━━ TEXTE SOURCE

A l’instar du phénomène « Je suis Charlie » lors des tragiques évènements de janvier dernier, les récents attentats de Paris du 13 novembre 2015 ont également été l’occasion de déploiement de messages de soutien tels que  « Je suis Paris » ou « Pray for Paris ».

Depuis, l’Institut national de la propriété industrielle (INPI)  a recensé plus d’une dizaine de tentatives de dépôts de ces slogans. En effet, relayés mondialement et sur tous les réseaux sociaux, certaines personnes ont vu l’opportunité de tirer profit de ce phénomène.  C’est une cinquantaine de dépôt de marque « Je suis Charlie » que l’on avait pu dénombrer au lendemain des attaques survenues contre la rédaction du Journal Charlie Hebdo.

Or, au même titre que les dépôts de marques relatifs aux attentats de Charlie Hebdo, l’INPI a fait savoir vendredi 20 Novembre qu’il se refusait à enregistrer des signes à titre de marque tels que « Je suis Paris » ou « Pray for Paris ».

En effet, selon l’INPI ces signes ou leurs variantes apparaissent contraires à l’ordre public. L’article L 711-3 du Code de la Propriété Intellectuelle français dispose en effet qu’une demande d’enregistrement doit être rejetée s’il apparaît « que sa publication est de nature à porter atteinte à l’ordre public ou aux bonnes mœurs ». Les termes composant les signes en question ne sauraient être captés par un acteur économique du fait de leur perception  par la collectivité au regard des événements survenus le vendredi 13 novembre 2015.

Cette décision de l’INPI relative au refus d’enregistrement des slogans « Je suis Paris » et « Pray for Paris » à titre de marque,  a une base différente de celle relative au slogan « Je suis Charlie ». En effet, le 13 janvier dernier l’INPI avait refusé d’enregistrer ce slogan à titre de marque sur le fondement du caractère descriptif des termes en question selon l’article L 711-1 du Code de la Propriété Intellectuelle français.

Or, la décision de l’INPI concernant le refus d’enregistrer les slogans « Je suis Paris » et « Pray for Paris » à titre de marque se fonde sur une base juridique différente : la contrariété à l’ordre public ou aux bonnes mœurs.

La notion d’ordre public est traditionnellement utilisée pour justifier l’enregistrement de marques faisant référence à des drogues ou à des insanités mais elle également pu être invoquée au sujet de refus d’enregistrement de slogans à titre de marque.

━━━━
━━ ENTRÉES FOURNIES

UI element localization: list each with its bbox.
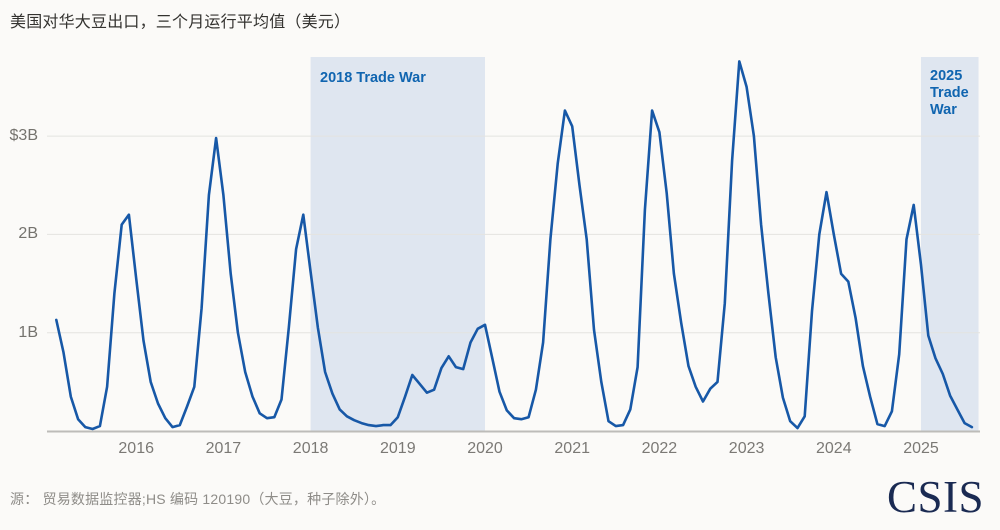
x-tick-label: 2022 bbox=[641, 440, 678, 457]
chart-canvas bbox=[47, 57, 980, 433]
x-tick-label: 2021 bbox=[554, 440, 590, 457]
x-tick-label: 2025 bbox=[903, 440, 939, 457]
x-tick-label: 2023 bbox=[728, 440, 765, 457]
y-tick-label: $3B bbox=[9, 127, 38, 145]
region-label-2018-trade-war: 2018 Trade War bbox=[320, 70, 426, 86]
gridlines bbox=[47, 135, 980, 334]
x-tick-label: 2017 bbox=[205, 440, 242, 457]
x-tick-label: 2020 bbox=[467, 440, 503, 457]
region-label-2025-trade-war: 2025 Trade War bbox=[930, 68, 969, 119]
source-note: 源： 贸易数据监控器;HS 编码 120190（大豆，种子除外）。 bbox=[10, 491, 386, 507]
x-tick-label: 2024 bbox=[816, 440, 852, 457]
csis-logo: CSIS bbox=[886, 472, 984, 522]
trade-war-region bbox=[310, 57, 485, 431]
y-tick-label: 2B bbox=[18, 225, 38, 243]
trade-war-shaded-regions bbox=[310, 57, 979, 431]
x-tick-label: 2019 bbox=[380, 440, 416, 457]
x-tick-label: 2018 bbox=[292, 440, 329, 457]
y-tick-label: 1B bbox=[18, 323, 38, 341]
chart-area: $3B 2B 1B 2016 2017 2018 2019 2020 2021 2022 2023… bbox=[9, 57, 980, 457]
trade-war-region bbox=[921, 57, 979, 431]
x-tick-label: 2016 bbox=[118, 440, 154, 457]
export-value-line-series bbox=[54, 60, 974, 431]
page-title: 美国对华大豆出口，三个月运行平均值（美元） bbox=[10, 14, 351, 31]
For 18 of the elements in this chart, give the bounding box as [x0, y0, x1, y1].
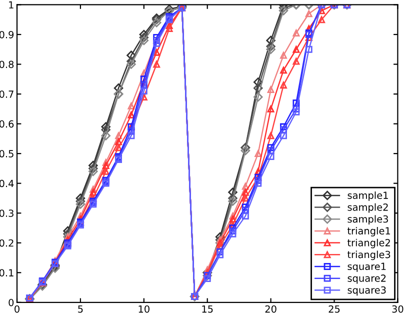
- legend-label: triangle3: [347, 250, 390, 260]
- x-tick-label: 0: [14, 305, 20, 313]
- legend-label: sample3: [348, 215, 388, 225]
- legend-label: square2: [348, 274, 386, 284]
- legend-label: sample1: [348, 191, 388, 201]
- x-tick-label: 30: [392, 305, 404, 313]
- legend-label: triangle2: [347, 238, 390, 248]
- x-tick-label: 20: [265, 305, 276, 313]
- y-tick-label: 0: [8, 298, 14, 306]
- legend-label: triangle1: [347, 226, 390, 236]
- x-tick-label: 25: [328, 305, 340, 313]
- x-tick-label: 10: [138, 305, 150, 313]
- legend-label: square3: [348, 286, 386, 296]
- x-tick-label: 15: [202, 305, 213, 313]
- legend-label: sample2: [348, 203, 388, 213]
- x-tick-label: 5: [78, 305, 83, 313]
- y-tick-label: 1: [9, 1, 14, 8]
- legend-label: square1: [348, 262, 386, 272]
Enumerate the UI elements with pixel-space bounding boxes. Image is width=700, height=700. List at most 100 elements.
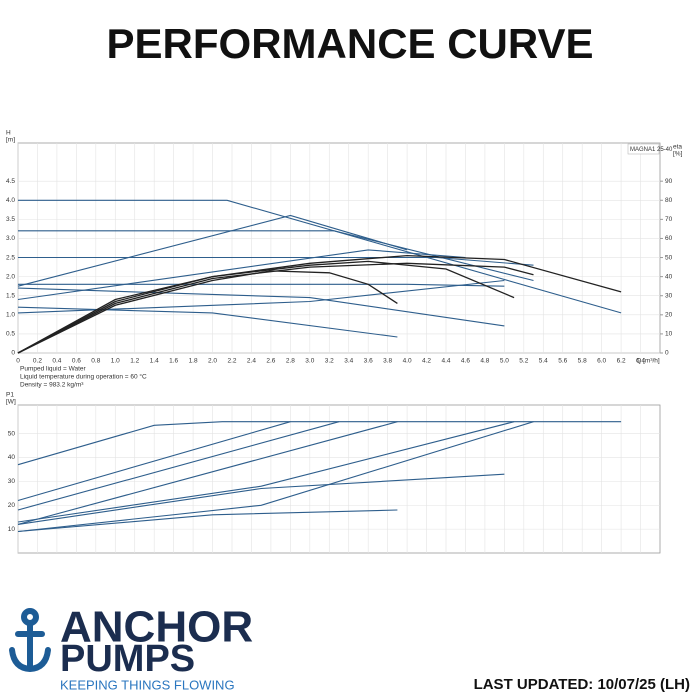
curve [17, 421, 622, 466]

━━━━

■ CONSIGNE
Recopiez le passage du texte sur les slogans refusés par l'INPI, en partant de « Depuis, l’Institut national » et en allant jusqu'à « Journal Charlie Hebdo. ». Servez-vous seulement du texte pour répondre.

■ RÉPONSE RÉDIGÉE
Depuis, l’Institut national de la propriété industrielle (INPI)  a recensé plus d’une dizaine de tentatives de dépôts de ces slogans. En effet, relayés mondialement et sur tous les réseaux sociaux, certaines personnes ont vu l’opportunité de tirer profit de ce phénomène.  C’est une cinquantaine de dépôt de marque « Je suis Charlie » que l’on avait pu dénombrer au lendemain des attaques survenues contre la rédaction du Journal Charlie Hebdo.